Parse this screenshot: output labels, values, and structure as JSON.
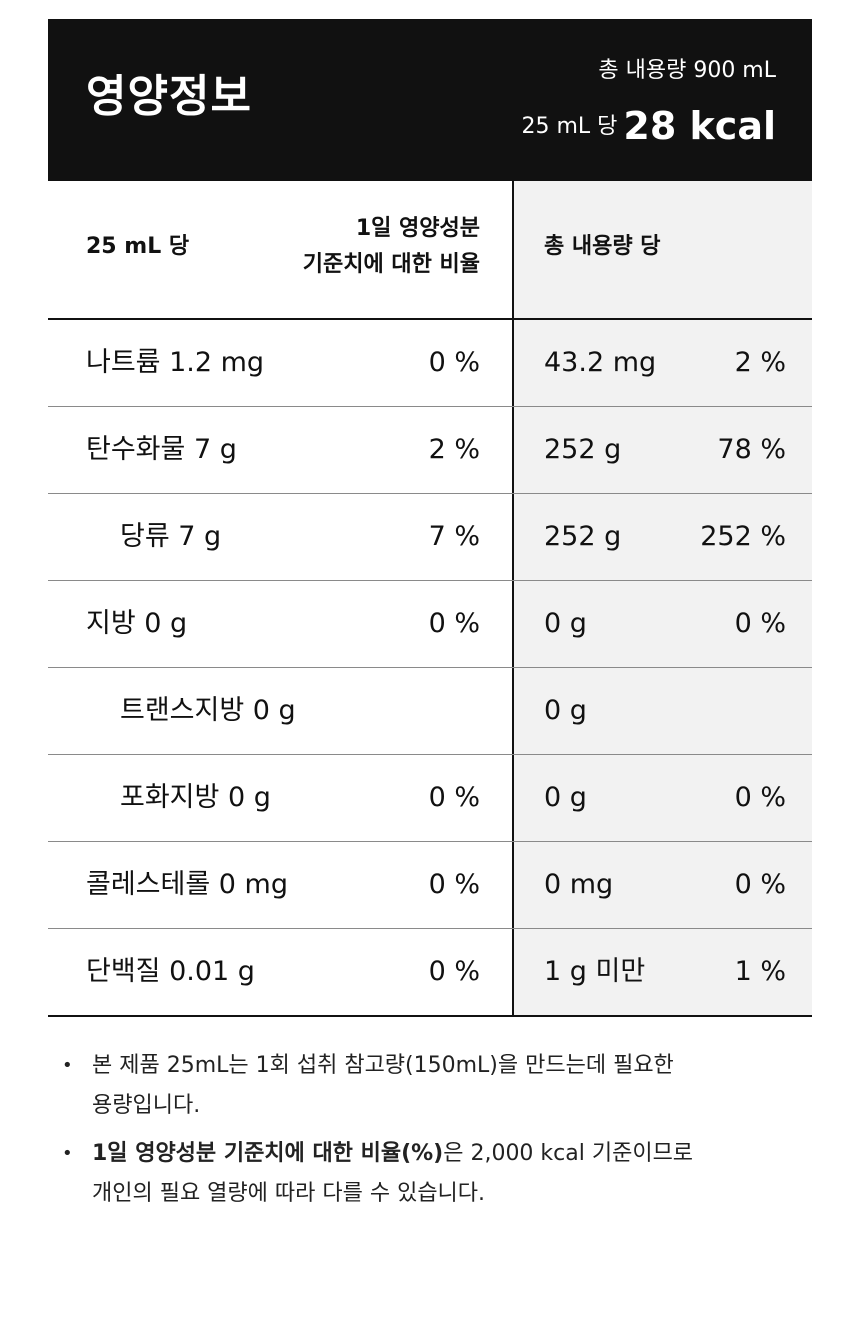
{
  "header": {
    "title": "영양정보",
    "total_volume": "총 내용량 900 mL",
    "per_unit": "25 mL 당",
    "kcal": "28 kcal"
  },
  "table": {
    "head": {
      "per_unit": "25 mL 당",
      "dv_line1": "1일 영양성분",
      "dv_line2": "기준치에 대한 비율",
      "total": "총 내용량 당"
    },
    "rows": [
      {
        "name": "나트륨 1.2 mg",
        "dv": "0 %",
        "total_amount": "43.2 mg",
        "total_pct": "2 %"
      },
      {
        "name": "탄수화물 7 g",
        "dv": "2 %",
        "total_amount": "252 g",
        "total_pct": "78 %"
      },
      {
        "name": "당류 7 g",
        "dv": "7 %",
        "total_amount": "252 g",
        "total_pct": "252 %"
      },
      {
        "name": "지방 0 g",
        "dv": "0 %",
        "total_amount": "0 g",
        "total_pct": "0 %"
      },
      {
        "name": "트랜스지방 0 g",
        "dv": "",
        "total_amount": "0 g",
        "total_pct": ""
      },
      {
        "name": "포화지방 0 g",
        "dv": "0 %",
        "total_amount": "0 g",
        "total_pct": "0 %"
      },
      {
        "name": "콜레스테롤 0 mg",
        "dv": "0 %",
        "total_amount": "0 mg",
        "total_pct": "0 %"
      },
      {
        "name": "단백질 0.01 g",
        "dv": "0 %",
        "total_amount": "1 g 미만",
        "total_pct": "1 %"
      }
    ]
  },
  "notes": {
    "bullet": "•",
    "note1_line1": "본 제품 25mL는 1회 섭취 참고량(150mL)을 만드는데 필요한",
    "note1_line2": "용량입니다.",
    "note2_bold": "1일 영양성분 기준치에 대한 비율(%)",
    "note2_rest": "은 2,000 kcal 기준이므로",
    "note2_line2": "개인의 필요 열량에 따라 다를 수 있습니다."
  },
  "colors": {
    "header_bg": "#111111",
    "right_column_bg": "#f2f2f2"
  }
}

--

**Task statement**
Reproduce the records, all of them, word for word; omit the pictures.

**Solution to this task**
Parse this screenshot: output labels, values, and structure as JSON.
{
  "header": {
    "title": "영양정보",
    "total_volume": "총 내용량 900 mL",
    "per_unit": "25 mL 당",
    "kcal": "28 kcal"
  },
  "table": {
    "head": {
      "per_unit": "25 mL 당",
      "dv_line1": "1일 영양성분",
      "dv_line2": "기준치에 대한 비율",
      "total": "총 내용량 당"
    },
    "rows": [
      {
        "name": "나트륨 1.2 mg",
        "dv": "0 %",
        "total_amount": "43.2 mg",
        "total_pct": "2 %"
      },
      {
        "name": "탄수화물 7 g",
        "dv": "2 %",
        "total_amount": "252 g",
        "total_pct": "78 %"
      },
      {
        "name": "당류 7 g",
        "dv": "7 %",
        "total_amount": "252 g",
        "total_pct": "252 %"
      },
      {
        "name": "지방 0 g",
        "dv": "0 %",
        "total_amount": "0 g",
        "total_pct": "0 %"
      },
      {
        "name": "트랜스지방 0 g",
        "dv": "",
        "total_amount": "0 g",
        "total_pct": ""
      },
      {
        "name": "포화지방 0 g",
        "dv": "0 %",
        "total_amount": "0 g",
        "total_pct": "0 %"
      },
      {
        "name": "콜레스테롤 0 mg",
        "dv": "0 %",
        "total_amount": "0 mg",
        "total_pct": "0 %"
      },
      {
        "name": "단백질 0.01 g",
        "dv": "0 %",
        "total_amount": "1 g 미만",
        "total_pct": "1 %"
      }
    ]
  },
  "notes": {
    "bullet": "•",
    "note1_line1": "본 제품 25mL는 1회 섭취 참고량(150mL)을 만드는데 필요한",
    "note1_line2": "용량입니다.",
    "note2_bold": "1일 영양성분 기준치에 대한 비율(%)",
    "note2_rest": "은 2,000 kcal 기준이므로",
    "note2_line2": "개인의 필요 열량에 따라 다를 수 있습니다."
  },
  "colors": {
    "header_bg": "#111111",
    "right_column_bg": "#f2f2f2"
  }
}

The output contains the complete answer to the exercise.